=== Data for this task ===
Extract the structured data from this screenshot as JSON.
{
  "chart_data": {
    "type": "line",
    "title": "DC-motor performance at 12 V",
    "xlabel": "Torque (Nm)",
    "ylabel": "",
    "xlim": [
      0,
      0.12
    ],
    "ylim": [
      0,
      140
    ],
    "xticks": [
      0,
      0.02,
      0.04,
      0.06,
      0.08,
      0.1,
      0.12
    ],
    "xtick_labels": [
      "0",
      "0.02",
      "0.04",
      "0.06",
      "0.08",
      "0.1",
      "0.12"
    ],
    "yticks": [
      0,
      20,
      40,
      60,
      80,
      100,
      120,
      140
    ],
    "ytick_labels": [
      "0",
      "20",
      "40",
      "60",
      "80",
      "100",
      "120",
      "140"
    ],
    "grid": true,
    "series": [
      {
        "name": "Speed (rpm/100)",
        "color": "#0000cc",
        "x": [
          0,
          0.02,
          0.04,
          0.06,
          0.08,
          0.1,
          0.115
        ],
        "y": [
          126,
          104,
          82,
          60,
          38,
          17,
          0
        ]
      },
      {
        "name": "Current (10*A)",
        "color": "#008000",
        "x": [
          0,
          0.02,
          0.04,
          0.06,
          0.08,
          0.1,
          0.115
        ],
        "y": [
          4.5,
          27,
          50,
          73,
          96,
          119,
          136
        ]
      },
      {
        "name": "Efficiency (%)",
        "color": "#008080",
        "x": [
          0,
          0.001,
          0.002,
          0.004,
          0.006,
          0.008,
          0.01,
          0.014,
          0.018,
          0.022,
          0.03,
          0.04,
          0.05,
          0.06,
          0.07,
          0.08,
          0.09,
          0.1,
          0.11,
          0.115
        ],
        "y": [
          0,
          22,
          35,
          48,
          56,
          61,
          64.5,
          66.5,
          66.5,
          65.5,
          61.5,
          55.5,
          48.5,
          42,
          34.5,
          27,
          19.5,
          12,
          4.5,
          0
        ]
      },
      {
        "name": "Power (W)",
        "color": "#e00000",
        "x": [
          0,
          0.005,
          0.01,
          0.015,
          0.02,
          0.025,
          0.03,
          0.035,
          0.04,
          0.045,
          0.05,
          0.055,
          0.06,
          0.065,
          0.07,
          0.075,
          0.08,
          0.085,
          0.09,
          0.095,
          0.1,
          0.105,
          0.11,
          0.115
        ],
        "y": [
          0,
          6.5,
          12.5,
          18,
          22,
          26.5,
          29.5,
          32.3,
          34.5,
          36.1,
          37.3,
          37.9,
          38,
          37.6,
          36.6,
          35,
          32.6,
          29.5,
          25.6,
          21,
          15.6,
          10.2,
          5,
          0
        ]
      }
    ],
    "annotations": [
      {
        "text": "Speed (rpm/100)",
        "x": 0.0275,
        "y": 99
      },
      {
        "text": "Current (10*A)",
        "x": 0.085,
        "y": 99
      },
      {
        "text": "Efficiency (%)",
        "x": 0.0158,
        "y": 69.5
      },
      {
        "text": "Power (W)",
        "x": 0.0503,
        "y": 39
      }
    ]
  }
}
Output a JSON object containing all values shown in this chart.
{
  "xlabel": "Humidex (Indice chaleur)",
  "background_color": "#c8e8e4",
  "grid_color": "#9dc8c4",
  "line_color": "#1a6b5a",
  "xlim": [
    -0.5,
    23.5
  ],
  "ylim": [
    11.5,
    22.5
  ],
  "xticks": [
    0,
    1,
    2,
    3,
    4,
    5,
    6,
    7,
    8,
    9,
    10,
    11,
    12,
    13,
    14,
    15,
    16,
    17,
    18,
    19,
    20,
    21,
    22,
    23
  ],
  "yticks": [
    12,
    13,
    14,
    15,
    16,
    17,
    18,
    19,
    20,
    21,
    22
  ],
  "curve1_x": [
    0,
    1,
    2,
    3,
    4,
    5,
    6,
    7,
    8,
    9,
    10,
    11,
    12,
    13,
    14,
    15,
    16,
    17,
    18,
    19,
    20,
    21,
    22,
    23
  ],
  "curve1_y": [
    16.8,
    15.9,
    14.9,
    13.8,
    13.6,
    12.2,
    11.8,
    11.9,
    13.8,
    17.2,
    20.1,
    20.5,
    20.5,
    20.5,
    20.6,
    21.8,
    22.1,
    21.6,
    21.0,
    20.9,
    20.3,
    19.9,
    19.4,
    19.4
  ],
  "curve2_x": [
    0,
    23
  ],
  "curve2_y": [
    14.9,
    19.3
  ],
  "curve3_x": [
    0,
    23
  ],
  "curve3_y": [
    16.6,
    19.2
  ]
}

=== Brief ===
Identify each line in the records above that contains the word "JSON", and copy it out in full.

=== Expected answer ===
Extract the structured data from this screenshot as JSON.
Output a JSON object containing all values shown in this chart.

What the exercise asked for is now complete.